What you will do: Determine how many lines of this material contain "unauthorized". Give only the number.

Provided material:
::::
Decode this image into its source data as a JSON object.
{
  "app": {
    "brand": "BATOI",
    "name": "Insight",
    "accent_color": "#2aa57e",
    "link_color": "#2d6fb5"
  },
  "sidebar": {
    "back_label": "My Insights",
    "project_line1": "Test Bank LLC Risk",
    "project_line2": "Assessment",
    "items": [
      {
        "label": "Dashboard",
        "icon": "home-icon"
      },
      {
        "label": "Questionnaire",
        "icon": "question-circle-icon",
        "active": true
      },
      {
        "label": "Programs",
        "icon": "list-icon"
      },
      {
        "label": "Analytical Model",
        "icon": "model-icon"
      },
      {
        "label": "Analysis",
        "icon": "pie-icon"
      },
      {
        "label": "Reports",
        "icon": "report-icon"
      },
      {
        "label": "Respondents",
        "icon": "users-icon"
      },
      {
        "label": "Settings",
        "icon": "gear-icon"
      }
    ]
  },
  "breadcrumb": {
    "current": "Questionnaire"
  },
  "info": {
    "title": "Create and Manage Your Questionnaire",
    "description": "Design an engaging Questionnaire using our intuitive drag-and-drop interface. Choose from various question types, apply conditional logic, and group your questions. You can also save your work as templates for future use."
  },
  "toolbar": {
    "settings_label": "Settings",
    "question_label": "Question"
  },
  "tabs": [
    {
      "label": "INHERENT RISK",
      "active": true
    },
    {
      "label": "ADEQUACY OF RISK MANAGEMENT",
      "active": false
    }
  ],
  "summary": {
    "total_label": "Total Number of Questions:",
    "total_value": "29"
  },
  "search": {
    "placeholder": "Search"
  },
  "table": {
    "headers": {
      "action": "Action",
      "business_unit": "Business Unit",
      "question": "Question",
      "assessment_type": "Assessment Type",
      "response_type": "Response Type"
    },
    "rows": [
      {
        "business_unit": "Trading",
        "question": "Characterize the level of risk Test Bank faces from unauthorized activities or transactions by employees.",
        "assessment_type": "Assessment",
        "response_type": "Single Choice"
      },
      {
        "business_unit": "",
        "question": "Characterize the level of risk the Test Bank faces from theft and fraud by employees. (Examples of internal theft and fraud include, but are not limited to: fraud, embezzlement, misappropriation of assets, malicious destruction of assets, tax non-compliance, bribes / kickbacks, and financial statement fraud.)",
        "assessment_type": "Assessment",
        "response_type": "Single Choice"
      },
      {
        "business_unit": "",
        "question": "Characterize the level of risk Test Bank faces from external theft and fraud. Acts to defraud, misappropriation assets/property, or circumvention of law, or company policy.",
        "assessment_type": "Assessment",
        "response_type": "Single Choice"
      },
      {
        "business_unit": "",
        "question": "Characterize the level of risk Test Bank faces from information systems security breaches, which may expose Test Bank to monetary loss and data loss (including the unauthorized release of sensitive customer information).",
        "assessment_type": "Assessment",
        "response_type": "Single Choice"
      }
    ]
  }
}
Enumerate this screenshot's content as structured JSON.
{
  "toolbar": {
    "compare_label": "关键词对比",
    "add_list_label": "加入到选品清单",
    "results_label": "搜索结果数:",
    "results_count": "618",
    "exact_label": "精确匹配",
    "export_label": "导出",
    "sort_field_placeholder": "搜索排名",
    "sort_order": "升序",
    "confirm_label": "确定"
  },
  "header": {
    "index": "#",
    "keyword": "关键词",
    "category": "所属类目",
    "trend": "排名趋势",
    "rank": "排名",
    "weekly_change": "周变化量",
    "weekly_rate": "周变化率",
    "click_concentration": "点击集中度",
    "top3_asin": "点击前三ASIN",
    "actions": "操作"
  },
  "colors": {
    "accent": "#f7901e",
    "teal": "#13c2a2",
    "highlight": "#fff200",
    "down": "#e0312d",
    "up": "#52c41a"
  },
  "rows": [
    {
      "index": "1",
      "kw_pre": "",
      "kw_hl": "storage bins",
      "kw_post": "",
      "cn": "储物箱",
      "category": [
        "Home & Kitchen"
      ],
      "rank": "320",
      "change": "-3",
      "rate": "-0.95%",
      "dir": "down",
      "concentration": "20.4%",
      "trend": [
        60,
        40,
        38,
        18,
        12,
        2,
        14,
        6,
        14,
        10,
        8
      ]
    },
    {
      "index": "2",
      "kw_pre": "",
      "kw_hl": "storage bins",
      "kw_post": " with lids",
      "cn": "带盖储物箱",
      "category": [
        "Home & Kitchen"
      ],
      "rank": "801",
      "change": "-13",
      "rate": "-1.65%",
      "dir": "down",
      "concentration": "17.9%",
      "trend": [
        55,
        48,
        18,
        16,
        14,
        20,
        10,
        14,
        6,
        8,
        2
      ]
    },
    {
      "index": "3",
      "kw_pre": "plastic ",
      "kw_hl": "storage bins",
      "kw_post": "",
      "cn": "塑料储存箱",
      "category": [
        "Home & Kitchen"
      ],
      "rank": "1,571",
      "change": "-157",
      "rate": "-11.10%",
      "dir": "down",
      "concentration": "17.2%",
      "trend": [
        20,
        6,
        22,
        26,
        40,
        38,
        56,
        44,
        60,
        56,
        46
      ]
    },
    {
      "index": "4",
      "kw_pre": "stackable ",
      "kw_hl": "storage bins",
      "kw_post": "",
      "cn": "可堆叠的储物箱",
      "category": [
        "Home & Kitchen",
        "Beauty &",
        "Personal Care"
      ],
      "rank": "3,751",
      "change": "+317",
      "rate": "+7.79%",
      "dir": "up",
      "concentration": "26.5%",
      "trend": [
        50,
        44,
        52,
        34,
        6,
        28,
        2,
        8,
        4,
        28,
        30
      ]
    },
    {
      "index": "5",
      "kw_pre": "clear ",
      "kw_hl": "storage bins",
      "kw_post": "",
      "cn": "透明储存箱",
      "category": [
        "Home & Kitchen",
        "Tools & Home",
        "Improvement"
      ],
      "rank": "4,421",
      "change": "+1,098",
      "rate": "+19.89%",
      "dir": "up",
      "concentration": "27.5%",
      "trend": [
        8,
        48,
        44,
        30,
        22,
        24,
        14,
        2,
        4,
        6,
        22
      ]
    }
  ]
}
::::
Solution to this exercise: 2